# Your objective
Beginning with the line where "Reverse-engineer this chart into JSON." appears, repeat every remaining line of the entries exactly, the last line included.

Start Dataset content

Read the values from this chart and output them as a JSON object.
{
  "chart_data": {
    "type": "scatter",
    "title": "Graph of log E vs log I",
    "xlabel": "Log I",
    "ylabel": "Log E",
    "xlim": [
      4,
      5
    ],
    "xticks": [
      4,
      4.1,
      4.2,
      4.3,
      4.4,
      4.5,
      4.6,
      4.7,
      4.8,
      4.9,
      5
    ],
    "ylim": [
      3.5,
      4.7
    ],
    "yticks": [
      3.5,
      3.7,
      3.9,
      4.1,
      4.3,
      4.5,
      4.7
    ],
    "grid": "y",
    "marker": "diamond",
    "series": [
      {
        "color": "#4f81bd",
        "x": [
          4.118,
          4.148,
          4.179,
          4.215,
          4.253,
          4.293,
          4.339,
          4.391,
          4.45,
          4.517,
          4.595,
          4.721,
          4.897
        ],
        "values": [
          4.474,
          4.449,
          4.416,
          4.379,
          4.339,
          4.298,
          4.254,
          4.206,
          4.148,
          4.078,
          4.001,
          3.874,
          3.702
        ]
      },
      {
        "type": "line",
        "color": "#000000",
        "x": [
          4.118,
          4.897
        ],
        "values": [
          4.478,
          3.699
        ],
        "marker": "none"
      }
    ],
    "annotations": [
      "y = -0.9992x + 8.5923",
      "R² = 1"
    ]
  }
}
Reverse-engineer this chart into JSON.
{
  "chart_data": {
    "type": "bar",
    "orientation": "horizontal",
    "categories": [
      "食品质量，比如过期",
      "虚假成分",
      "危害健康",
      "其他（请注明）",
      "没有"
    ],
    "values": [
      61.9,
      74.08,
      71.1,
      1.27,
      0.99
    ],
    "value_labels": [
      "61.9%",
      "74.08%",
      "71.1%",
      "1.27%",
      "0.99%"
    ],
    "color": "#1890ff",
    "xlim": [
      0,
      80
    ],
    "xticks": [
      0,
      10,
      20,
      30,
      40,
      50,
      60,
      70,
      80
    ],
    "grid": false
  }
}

End Dataset content

# Output for this exercise
Reverse-engineer this chart into JSON.
{
  "chart_data": {
    "type": "bar",
    "orientation": "horizontal",
    "categories": [
      "食品质量，比如过期",
      "虚假成分",
      "危害健康",
      "其他（请注明）",
      "没有"
    ],
    "values": [
      61.9,
      74.08,
      71.1,
      1.27,
      0.99
    ],
    "value_labels": [
      "61.9%",
      "74.08%",
      "71.1%",
      "1.27%",
      "0.99%"
    ],
    "color": "#1890ff",
    "xlim": [
      0,
      80
    ],
    "xticks": [
      0,
      10,
      20,
      30,
      40,
      50,
      60,
      70,
      80
    ],
    "grid": false
  }
}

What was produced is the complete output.